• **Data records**

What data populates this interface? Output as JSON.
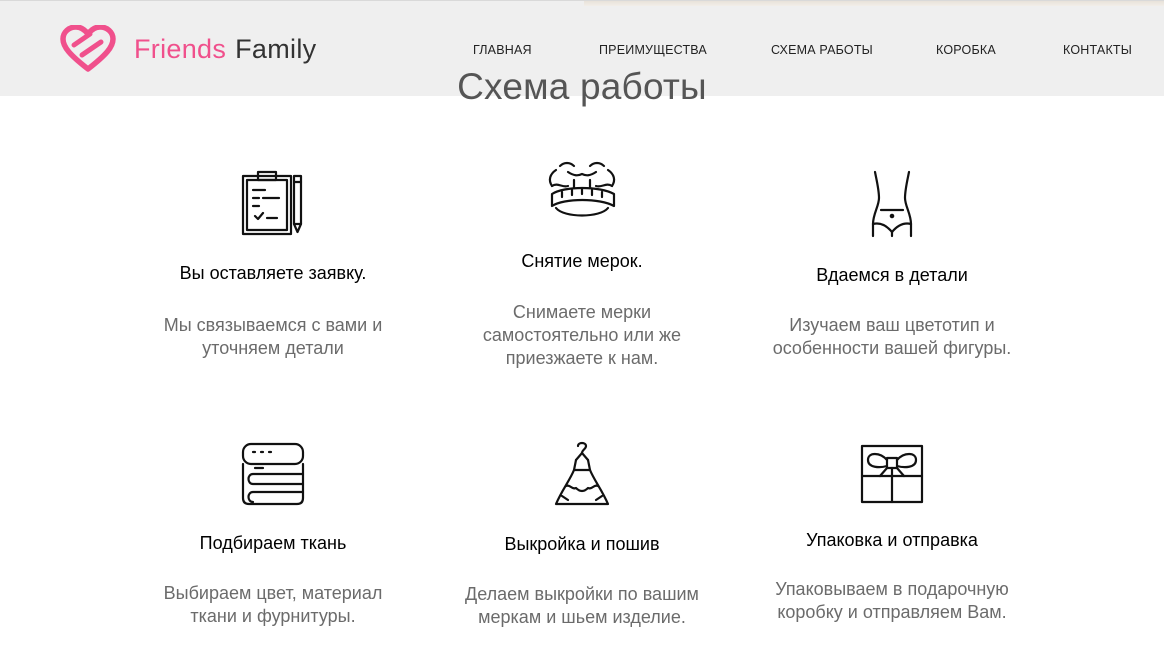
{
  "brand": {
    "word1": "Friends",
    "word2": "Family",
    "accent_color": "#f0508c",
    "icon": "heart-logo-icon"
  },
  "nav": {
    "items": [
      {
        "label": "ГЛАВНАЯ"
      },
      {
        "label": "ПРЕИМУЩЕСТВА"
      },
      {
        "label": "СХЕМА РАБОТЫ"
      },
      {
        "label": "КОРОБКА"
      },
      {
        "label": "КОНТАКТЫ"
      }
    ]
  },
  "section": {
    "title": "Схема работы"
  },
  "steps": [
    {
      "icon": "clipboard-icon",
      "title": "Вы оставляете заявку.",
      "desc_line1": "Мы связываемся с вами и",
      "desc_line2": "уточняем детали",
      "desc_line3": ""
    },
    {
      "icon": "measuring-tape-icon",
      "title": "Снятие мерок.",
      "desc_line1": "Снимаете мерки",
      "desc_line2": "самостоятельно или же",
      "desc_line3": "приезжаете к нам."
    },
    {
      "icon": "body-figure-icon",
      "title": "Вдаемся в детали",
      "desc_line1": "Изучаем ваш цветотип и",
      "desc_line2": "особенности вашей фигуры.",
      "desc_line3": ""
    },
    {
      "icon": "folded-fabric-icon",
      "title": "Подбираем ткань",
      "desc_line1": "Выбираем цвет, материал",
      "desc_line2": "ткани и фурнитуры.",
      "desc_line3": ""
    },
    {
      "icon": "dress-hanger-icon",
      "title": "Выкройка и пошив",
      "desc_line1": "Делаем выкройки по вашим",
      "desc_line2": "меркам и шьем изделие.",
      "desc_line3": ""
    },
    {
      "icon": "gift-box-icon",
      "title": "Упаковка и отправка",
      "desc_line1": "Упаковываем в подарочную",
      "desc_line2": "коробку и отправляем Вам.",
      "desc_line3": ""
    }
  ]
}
* * *
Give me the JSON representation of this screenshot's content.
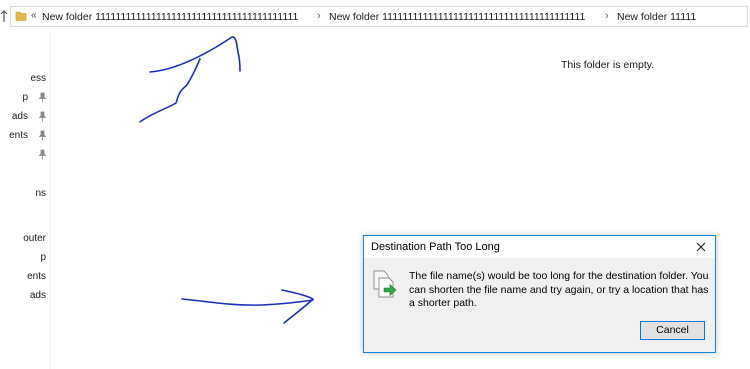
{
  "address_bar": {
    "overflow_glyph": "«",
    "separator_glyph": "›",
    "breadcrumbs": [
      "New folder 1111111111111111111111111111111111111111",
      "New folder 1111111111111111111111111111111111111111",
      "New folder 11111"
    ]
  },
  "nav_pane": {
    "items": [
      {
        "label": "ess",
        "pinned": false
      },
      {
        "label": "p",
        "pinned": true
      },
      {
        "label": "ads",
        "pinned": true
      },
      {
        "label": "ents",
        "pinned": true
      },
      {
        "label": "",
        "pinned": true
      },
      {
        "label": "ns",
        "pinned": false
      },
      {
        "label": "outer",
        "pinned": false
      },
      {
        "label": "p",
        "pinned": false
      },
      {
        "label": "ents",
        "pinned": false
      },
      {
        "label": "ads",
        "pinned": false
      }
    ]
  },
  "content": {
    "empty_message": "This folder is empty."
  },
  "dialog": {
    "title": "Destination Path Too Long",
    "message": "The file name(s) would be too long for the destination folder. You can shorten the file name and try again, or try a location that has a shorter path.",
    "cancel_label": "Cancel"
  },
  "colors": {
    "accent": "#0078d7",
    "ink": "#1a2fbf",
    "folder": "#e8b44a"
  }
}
--
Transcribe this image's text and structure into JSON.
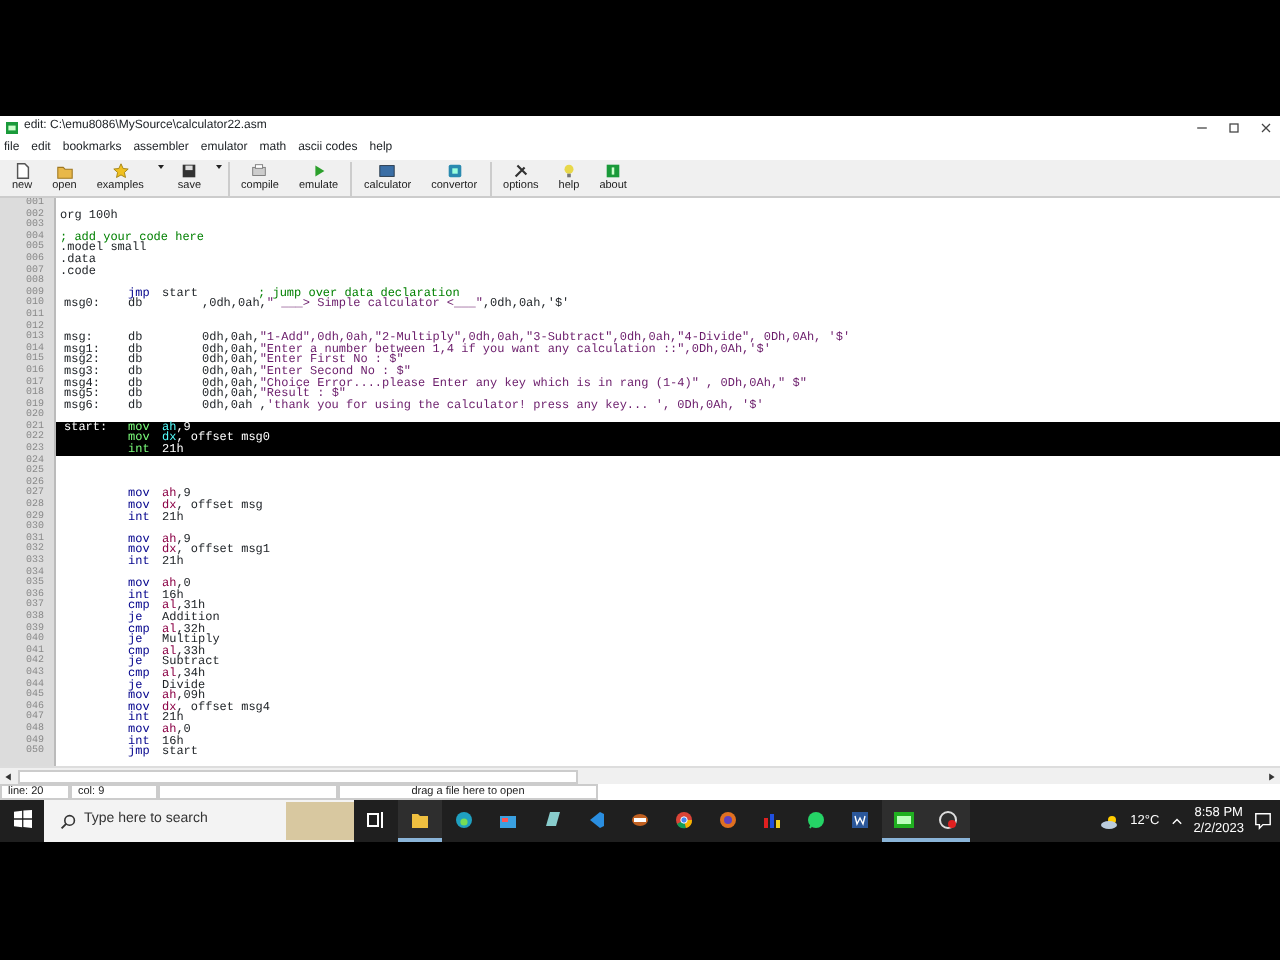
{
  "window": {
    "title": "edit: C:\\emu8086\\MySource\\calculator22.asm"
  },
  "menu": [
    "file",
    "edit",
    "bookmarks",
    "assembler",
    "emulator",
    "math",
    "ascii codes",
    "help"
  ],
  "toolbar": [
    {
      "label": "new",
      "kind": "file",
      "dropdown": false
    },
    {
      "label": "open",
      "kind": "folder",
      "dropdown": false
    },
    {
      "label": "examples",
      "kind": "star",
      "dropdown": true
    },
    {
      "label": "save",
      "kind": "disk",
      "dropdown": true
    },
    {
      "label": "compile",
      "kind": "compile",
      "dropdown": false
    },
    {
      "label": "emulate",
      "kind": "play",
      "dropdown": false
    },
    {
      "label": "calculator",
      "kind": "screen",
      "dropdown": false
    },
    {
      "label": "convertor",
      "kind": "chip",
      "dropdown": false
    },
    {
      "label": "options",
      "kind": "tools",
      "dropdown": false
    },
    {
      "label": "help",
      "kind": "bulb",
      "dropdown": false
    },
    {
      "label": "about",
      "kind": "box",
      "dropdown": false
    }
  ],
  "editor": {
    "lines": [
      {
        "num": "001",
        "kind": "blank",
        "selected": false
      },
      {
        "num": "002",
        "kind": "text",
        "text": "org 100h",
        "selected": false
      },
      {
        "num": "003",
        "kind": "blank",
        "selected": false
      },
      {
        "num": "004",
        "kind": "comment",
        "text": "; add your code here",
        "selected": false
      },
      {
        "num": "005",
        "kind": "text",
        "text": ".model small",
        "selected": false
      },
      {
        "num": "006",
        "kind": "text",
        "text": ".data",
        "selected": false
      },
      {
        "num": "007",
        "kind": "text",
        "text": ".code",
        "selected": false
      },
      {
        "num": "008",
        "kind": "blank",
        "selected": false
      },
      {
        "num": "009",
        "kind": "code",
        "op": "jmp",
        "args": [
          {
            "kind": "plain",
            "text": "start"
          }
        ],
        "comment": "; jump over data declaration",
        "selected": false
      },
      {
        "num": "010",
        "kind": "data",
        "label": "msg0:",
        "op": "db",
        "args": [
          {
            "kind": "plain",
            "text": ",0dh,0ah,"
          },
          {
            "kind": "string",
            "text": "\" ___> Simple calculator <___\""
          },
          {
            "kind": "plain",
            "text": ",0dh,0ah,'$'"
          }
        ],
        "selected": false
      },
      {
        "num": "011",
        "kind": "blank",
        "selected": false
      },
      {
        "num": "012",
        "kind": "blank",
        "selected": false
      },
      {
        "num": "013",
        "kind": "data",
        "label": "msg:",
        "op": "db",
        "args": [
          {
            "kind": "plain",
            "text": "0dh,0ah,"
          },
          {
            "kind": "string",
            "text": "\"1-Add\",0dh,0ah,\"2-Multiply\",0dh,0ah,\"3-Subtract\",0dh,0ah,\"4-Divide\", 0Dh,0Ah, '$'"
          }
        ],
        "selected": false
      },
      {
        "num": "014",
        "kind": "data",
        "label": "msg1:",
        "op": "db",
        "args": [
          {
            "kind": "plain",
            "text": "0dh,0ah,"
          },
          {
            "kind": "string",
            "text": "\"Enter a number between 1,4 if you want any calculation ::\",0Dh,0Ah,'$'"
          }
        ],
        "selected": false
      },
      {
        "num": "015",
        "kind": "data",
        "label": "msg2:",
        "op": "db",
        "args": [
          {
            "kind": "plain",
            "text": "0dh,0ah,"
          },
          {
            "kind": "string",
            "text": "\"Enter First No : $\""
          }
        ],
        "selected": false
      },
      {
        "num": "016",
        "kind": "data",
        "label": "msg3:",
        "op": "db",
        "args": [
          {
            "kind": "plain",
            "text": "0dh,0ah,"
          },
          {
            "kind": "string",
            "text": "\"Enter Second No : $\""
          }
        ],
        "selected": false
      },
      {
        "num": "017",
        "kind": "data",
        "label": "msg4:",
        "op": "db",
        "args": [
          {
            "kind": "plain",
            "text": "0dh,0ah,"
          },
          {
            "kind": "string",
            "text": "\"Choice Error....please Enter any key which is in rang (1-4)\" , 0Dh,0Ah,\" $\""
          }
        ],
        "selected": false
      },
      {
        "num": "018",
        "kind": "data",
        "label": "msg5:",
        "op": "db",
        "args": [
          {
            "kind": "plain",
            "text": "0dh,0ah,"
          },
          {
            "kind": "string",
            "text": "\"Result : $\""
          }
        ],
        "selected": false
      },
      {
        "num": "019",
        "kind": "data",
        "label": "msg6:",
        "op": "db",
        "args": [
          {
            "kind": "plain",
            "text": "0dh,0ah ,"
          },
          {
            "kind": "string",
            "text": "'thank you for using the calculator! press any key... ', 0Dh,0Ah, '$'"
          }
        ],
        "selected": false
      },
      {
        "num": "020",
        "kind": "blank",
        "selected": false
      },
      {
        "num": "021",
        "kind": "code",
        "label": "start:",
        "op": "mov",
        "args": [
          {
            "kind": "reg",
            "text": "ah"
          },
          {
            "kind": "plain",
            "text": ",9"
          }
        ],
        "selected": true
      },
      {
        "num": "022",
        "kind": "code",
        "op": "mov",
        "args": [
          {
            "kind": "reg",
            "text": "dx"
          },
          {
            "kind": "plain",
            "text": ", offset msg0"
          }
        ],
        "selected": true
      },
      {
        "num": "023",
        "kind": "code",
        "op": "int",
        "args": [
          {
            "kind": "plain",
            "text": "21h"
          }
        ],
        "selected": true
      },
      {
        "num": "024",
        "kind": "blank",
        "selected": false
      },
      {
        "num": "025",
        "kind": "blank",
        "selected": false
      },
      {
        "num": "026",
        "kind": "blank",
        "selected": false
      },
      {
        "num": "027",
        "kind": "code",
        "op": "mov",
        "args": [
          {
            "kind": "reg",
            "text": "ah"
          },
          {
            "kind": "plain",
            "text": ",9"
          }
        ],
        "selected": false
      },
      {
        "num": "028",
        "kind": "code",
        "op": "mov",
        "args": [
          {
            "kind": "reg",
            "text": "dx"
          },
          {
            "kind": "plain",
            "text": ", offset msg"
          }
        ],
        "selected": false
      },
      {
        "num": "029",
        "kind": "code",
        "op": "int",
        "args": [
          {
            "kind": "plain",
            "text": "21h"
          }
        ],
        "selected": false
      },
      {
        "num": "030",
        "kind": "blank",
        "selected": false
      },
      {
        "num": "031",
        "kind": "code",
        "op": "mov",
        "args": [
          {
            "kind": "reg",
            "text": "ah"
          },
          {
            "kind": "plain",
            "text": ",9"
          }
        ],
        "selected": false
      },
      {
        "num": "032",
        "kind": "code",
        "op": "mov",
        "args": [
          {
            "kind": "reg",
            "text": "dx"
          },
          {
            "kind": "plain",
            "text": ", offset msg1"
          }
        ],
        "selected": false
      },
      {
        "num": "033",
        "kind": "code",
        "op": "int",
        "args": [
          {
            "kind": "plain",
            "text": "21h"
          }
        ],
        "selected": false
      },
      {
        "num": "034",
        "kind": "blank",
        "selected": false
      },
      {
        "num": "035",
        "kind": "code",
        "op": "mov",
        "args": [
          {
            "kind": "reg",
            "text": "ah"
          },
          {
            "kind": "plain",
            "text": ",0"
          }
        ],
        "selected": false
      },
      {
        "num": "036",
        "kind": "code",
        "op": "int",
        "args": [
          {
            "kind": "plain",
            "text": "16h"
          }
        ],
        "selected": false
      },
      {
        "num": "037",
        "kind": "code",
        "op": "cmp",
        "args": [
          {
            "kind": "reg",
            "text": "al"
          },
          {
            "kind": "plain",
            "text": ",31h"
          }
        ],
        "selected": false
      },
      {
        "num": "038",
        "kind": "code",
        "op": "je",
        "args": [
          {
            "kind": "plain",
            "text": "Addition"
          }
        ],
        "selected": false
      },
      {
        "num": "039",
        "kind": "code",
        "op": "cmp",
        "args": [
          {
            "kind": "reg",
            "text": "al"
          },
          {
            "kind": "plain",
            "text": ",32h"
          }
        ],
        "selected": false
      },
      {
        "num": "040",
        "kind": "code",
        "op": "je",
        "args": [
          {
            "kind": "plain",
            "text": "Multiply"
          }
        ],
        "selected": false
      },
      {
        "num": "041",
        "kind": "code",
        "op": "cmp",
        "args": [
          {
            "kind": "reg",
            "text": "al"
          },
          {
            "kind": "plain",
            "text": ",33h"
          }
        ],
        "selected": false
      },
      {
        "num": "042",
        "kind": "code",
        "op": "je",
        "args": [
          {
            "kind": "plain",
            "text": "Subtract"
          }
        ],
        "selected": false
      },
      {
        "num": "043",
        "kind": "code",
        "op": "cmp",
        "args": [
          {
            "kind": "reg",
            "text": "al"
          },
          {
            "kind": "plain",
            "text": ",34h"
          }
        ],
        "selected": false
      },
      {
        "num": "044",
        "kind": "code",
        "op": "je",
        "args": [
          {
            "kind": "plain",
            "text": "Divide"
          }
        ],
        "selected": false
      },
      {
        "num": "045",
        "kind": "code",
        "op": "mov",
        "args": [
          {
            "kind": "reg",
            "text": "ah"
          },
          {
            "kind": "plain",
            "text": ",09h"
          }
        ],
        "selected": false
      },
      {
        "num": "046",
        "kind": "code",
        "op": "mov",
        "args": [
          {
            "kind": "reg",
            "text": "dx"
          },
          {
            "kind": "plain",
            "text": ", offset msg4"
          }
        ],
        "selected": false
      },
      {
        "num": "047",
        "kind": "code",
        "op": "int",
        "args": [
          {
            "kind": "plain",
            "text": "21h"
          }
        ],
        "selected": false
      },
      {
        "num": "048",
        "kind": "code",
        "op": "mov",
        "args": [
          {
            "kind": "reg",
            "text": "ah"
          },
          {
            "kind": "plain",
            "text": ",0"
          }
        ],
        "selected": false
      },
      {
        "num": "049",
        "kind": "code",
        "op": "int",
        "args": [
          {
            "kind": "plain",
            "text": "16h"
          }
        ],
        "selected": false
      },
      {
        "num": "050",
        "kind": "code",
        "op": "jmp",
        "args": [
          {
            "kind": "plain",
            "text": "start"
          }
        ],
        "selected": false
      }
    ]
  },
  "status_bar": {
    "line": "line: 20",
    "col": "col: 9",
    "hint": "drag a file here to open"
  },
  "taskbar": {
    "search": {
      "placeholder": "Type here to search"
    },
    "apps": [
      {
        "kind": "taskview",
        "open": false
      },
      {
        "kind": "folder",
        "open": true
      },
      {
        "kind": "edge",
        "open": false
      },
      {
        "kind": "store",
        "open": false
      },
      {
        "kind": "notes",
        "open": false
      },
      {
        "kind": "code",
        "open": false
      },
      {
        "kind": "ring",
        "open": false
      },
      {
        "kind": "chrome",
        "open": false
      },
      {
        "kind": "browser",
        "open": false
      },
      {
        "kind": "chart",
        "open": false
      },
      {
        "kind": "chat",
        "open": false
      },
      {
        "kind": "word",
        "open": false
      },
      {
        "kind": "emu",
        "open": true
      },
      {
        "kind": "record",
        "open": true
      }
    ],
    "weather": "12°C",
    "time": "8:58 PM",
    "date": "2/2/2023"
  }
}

• **What to produce**
Gather from the entries above all lines that include the string "JSON".

• **Solution to this exercise**
What data populates this interface? Output as JSON.
Give me the JSON representation of this screenshot's content.
Transcribe this image's text and structure into JSON.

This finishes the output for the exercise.